Copy the records below exactly, leaving out any pictures.

# Exercise input start

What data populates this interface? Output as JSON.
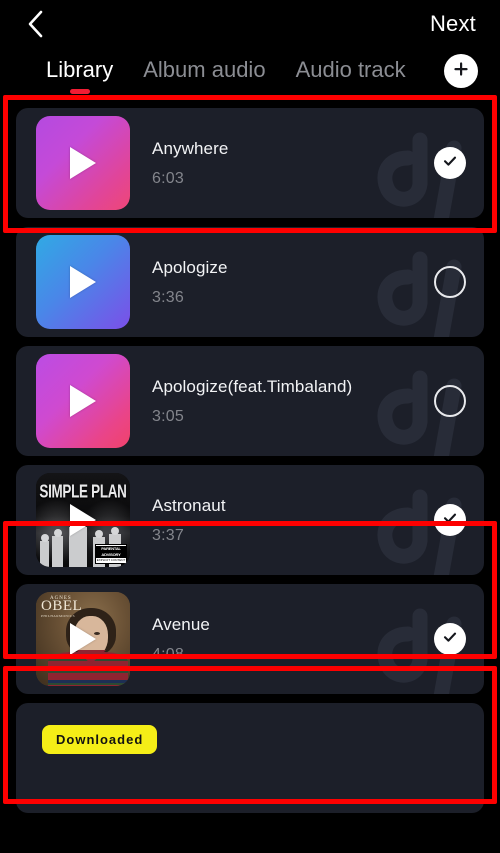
{
  "header": {
    "back_icon": "chevron-left-icon",
    "next_label": "Next"
  },
  "tabs": {
    "items": [
      {
        "label": "Library",
        "active": true
      },
      {
        "label": "Album audio",
        "active": false
      },
      {
        "label": "Audio track",
        "active": false
      }
    ],
    "add_icon": "plus-icon",
    "active_indicator_color": "#f11d34"
  },
  "tracks": [
    {
      "title": "Anywhere",
      "duration": "6:03",
      "selected": true,
      "art": "gradient-purple-pink",
      "highlighted": true
    },
    {
      "title": "Apologize",
      "duration": "3:36",
      "selected": false,
      "art": "gradient-blue-purple",
      "highlighted": false
    },
    {
      "title": "Apologize(feat.Timbaland)",
      "duration": "3:05",
      "selected": false,
      "art": "gradient-purple-pink",
      "highlighted": false
    },
    {
      "title": "Astronaut",
      "duration": "3:37",
      "selected": true,
      "art": "album-simple-plan",
      "highlighted": true
    },
    {
      "title": "Avenue",
      "duration": "4:08",
      "selected": true,
      "art": "album-agnes-obel",
      "highlighted": true
    }
  ],
  "album_art": {
    "simple_plan": {
      "band_name": "SIMPLE PLAN",
      "advisory_line1": "PARENTAL",
      "advisory_line2": "ADVISORY",
      "advisory_line3": "EXPLICIT CONTENT"
    },
    "agnes_obel": {
      "artist_top": "AGNES",
      "artist_main": "OBEL",
      "album": "PHILHARMONICS"
    }
  },
  "bottom_card": {
    "badge_label": "Downloaded"
  },
  "colors": {
    "page_background": "#000000",
    "card_background": "#1c1f29",
    "accent_red": "#f11d34",
    "annotation_red": "#fe0000",
    "title_text": "#f2f3f5",
    "duration_text": "#83858c",
    "inactive_tab": "#8b8d93",
    "badge_yellow": "#f5ee17"
  }
}
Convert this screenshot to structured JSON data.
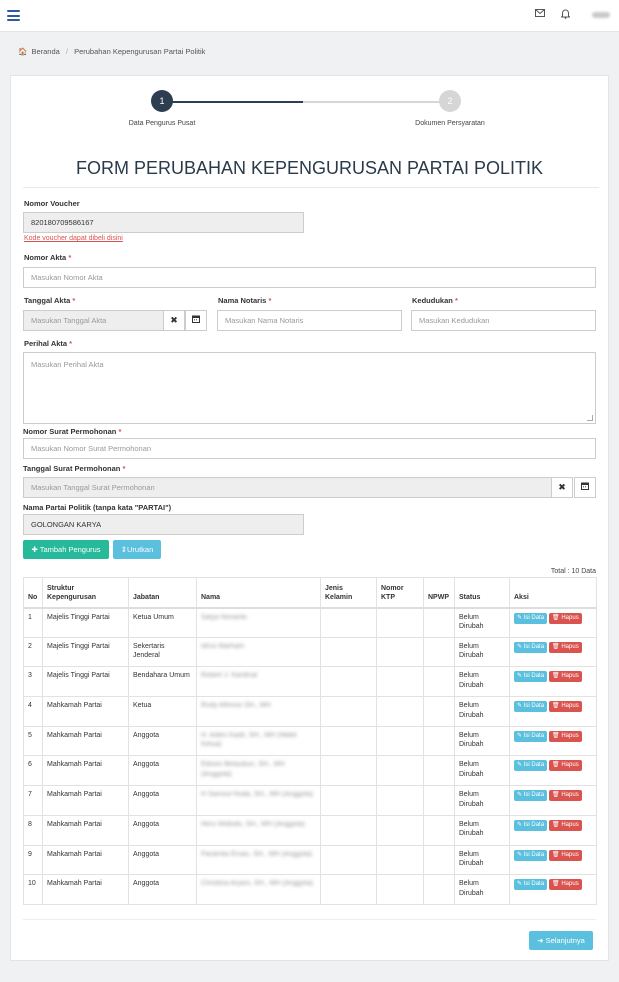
{
  "topbar": {
    "user_label": "test"
  },
  "breadcrumb": {
    "home": "Beranda",
    "current": "Perubahan Kepengurusan Partai Politik"
  },
  "steps": [
    {
      "number": "1",
      "label": "Data Pengurus Pusat"
    },
    {
      "number": "2",
      "label": "Dokumen Persyaratan"
    }
  ],
  "form": {
    "title": "FORM PERUBAHAN KEPENGURUSAN PARTAI POLITIK",
    "required_mark": "*",
    "voucher": {
      "label": "Nomor Voucher",
      "value": "820180709586167",
      "link": "Kode voucher dapat dibeli disini"
    },
    "akta": {
      "label": "Nomor Akta",
      "placeholder": "Masukan Nomor Akta"
    },
    "tanggal_akta": {
      "label": "Tanggal Akta",
      "placeholder": "Masukan Tanggal Akta"
    },
    "notaris": {
      "label": "Nama Notaris",
      "placeholder": "Masukan Nama Notaris"
    },
    "kedudukan": {
      "label": "Kedudukan",
      "placeholder": "Masukan Kedudukan"
    },
    "perihal": {
      "label": "Perihal Akta",
      "placeholder": "Masukan Perihal Akta"
    },
    "surat": {
      "label": "Nomor Surat Permohonan",
      "placeholder": "Masukan Nomor Surat Permohonan"
    },
    "tanggal_surat": {
      "label": "Tanggal Surat Permohonan",
      "placeholder": "Masukan Tanggal Surat Permohonan"
    },
    "partai": {
      "label": "Nama Partai Politik (tanpa kata \"PARTAI\")",
      "value": "GOLONGAN KARYA"
    }
  },
  "buttons": {
    "tambah": "Tambah Pengurus",
    "urutkan": "Urutkan",
    "isi": "Isi Data",
    "hapus": "Hapus",
    "selanjutnya": "Selanjutnya"
  },
  "table": {
    "total": "Total : 10 Data",
    "headers": [
      "No",
      "Struktur Kepengurusan",
      "Jabatan",
      "Nama",
      "Jenis Kelamin",
      "Nomor KTP",
      "NPWP",
      "Status",
      "Aksi"
    ],
    "rows": [
      {
        "no": "1",
        "struktur": "Majelis Tinggi Partai",
        "jabatan": "Ketua Umum",
        "nama": "Satya Novanto",
        "status": "Belum Dirubah"
      },
      {
        "no": "2",
        "struktur": "Majelis Tinggi Partai",
        "jabatan": "Sekertaris Jenderal",
        "nama": "Idrus Marham",
        "status": "Belum Dirubah"
      },
      {
        "no": "3",
        "struktur": "Majelis Tinggi Partai",
        "jabatan": "Bendahara Umum",
        "nama": "Robert J. Kardinal",
        "status": "Belum Dirubah"
      },
      {
        "no": "4",
        "struktur": "Mahkamah Partai",
        "jabatan": "Ketua",
        "nama": "Rudy Alfonso SH., MH",
        "status": "Belum Dirubah"
      },
      {
        "no": "5",
        "struktur": "Mahkamah Partai",
        "jabatan": "Anggota",
        "nama": "H. Adies Kadir, SH., MH (Wakil Ketua)",
        "status": "Belum Dirubah"
      },
      {
        "no": "6",
        "struktur": "Mahkamah Partai",
        "jabatan": "Anggota",
        "nama": "Edison Betaubun, SH., MH (Anggota)",
        "status": "Belum Dirubah"
      },
      {
        "no": "7",
        "struktur": "Mahkamah Partai",
        "jabatan": "Anggota",
        "nama": "H Samsul Huda, SH., MH (Anggota)",
        "status": "Belum Dirubah"
      },
      {
        "no": "8",
        "struktur": "Mahkamah Partai",
        "jabatan": "Anggota",
        "nama": "Heru Widodo, SH., MH (Anggota)",
        "status": "Belum Dirubah"
      },
      {
        "no": "9",
        "struktur": "Mahkamah Partai",
        "jabatan": "Anggota",
        "nama": "Paramita Ersan, SH., MH (Anggota)",
        "status": "Belum Dirubah"
      },
      {
        "no": "10",
        "struktur": "Mahkamah Partai",
        "jabatan": "Anggota",
        "nama": "Christina Aryani, SH., MH (Anggota)",
        "status": "Belum Dirubah"
      }
    ]
  },
  "colors": {
    "primary": "#2c3e50",
    "success": "#26b99a",
    "info": "#5bc0de",
    "danger": "#d9534f"
  }
}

# Exercise input end

◆ **Output of the exercise**
What data populates this interface? Output as JSON.
{
  "header": {
    "back_icon": "chevron-left-icon",
    "next_label": "Next"
  },
  "tabs": {
    "items": [
      {
        "label": "Library",
        "active": true
      },
      {
        "label": "Album audio",
        "active": false
      },
      {
        "label": "Audio track",
        "active": false
      }
    ],
    "add_icon": "plus-icon",
    "active_indicator_color": "#f11d34"
  },
  "tracks": [
    {
      "title": "Anywhere",
      "duration": "6:03",
      "selected": true,
      "art": "gradient-purple-pink",
      "highlighted": true
    },
    {
      "title": "Apologize",
      "duration": "3:36",
      "selected": false,
      "art": "gradient-blue-purple",
      "highlighted": false
    },
    {
      "title": "Apologize(feat.Timbaland)",
      "duration": "3:05",
      "selected": false,
      "art": "gradient-purple-pink",
      "highlighted": false
    },
    {
      "title": "Astronaut",
      "duration": "3:37",
      "selected": true,
      "art": "album-simple-plan",
      "highlighted": true
    },
    {
      "title": "Avenue",
      "duration": "4:08",
      "selected": true,
      "art": "album-agnes-obel",
      "highlighted": true
    }
  ],
  "album_art": {
    "simple_plan": {
      "band_name": "SIMPLE PLAN",
      "advisory_line1": "PARENTAL",
      "advisory_line2": "ADVISORY",
      "advisory_line3": "EXPLICIT CONTENT"
    },
    "agnes_obel": {
      "artist_top": "AGNES",
      "artist_main": "OBEL",
      "album": "PHILHARMONICS"
    }
  },
  "bottom_card": {
    "badge_label": "Downloaded"
  },
  "colors": {
    "page_background": "#000000",
    "card_background": "#1c1f29",
    "accent_red": "#f11d34",
    "annotation_red": "#fe0000",
    "title_text": "#f2f3f5",
    "duration_text": "#83858c",
    "inactive_tab": "#8b8d93",
    "badge_yellow": "#f5ee17"
  }
}
Convert this screenshot to structured JSON data.
{
  "topbar": {
    "user_label": "test"
  },
  "breadcrumb": {
    "home": "Beranda",
    "current": "Perubahan Kepengurusan Partai Politik"
  },
  "steps": [
    {
      "number": "1",
      "label": "Data Pengurus Pusat"
    },
    {
      "number": "2",
      "label": "Dokumen Persyaratan"
    }
  ],
  "form": {
    "title": "FORM PERUBAHAN KEPENGURUSAN PARTAI POLITIK",
    "required_mark": "*",
    "voucher": {
      "label": "Nomor Voucher",
      "value": "820180709586167",
      "link": "Kode voucher dapat dibeli disini"
    },
    "akta": {
      "label": "Nomor Akta",
      "placeholder": "Masukan Nomor Akta"
    },
    "tanggal_akta": {
      "label": "Tanggal Akta",
      "placeholder": "Masukan Tanggal Akta"
    },
    "notaris": {
      "label": "Nama Notaris",
      "placeholder": "Masukan Nama Notaris"
    },
    "kedudukan": {
      "label": "Kedudukan",
      "placeholder": "Masukan Kedudukan"
    },
    "perihal": {
      "label": "Perihal Akta",
      "placeholder": "Masukan Perihal Akta"
    },
    "surat": {
      "label": "Nomor Surat Permohonan",
      "placeholder": "Masukan Nomor Surat Permohonan"
    },
    "tanggal_surat": {
      "label": "Tanggal Surat Permohonan",
      "placeholder": "Masukan Tanggal Surat Permohonan"
    },
    "partai": {
      "label": "Nama Partai Politik (tanpa kata \"PARTAI\")",
      "value": "GOLONGAN KARYA"
    }
  },
  "buttons": {
    "tambah": "Tambah Pengurus",
    "urutkan": "Urutkan",
    "isi": "Isi Data",
    "hapus": "Hapus",
    "selanjutnya": "Selanjutnya"
  },
  "table": {
    "total": "Total : 10 Data",
    "headers": [
      "No",
      "Struktur Kepengurusan",
      "Jabatan",
      "Nama",
      "Jenis Kelamin",
      "Nomor KTP",
      "NPWP",
      "Status",
      "Aksi"
    ],
    "rows": [
      {
        "no": "1",
        "struktur": "Majelis Tinggi Partai",
        "jabatan": "Ketua Umum",
        "nama": "Satya Novanto",
        "status": "Belum Dirubah"
      },
      {
        "no": "2",
        "struktur": "Majelis Tinggi Partai",
        "jabatan": "Sekertaris Jenderal",
        "nama": "Idrus Marham",
        "status": "Belum Dirubah"
      },
      {
        "no": "3",
        "struktur": "Majelis Tinggi Partai",
        "jabatan": "Bendahara Umum",
        "nama": "Robert J. Kardinal",
        "status": "Belum Dirubah"
      },
      {
        "no": "4",
        "struktur": "Mahkamah Partai",
        "jabatan": "Ketua",
        "nama": "Rudy Alfonso SH., MH",
        "status": "Belum Dirubah"
      },
      {
        "no": "5",
        "struktur": "Mahkamah Partai",
        "jabatan": "Anggota",
        "nama": "H. Adies Kadir, SH., MH (Wakil Ketua)",
        "status": "Belum Dirubah"
      },
      {
        "no": "6",
        "struktur": "Mahkamah Partai",
        "jabatan": "Anggota",
        "nama": "Edison Betaubun, SH., MH (Anggota)",
        "status": "Belum Dirubah"
      },
      {
        "no": "7",
        "struktur": "Mahkamah Partai",
        "jabatan": "Anggota",
        "nama": "H Samsul Huda, SH., MH (Anggota)",
        "status": "Belum Dirubah"
      },
      {
        "no": "8",
        "struktur": "Mahkamah Partai",
        "jabatan": "Anggota",
        "nama": "Heru Widodo, SH., MH (Anggota)",
        "status": "Belum Dirubah"
      },
      {
        "no": "9",
        "struktur": "Mahkamah Partai",
        "jabatan": "Anggota",
        "nama": "Paramita Ersan, SH., MH (Anggota)",
        "status": "Belum Dirubah"
      },
      {
        "no": "10",
        "struktur": "Mahkamah Partai",
        "jabatan": "Anggota",
        "nama": "Christina Aryani, SH., MH (Anggota)",
        "status": "Belum Dirubah"
      }
    ]
  },
  "colors": {
    "primary": "#2c3e50",
    "success": "#26b99a",
    "info": "#5bc0de",
    "danger": "#d9534f"
  }
}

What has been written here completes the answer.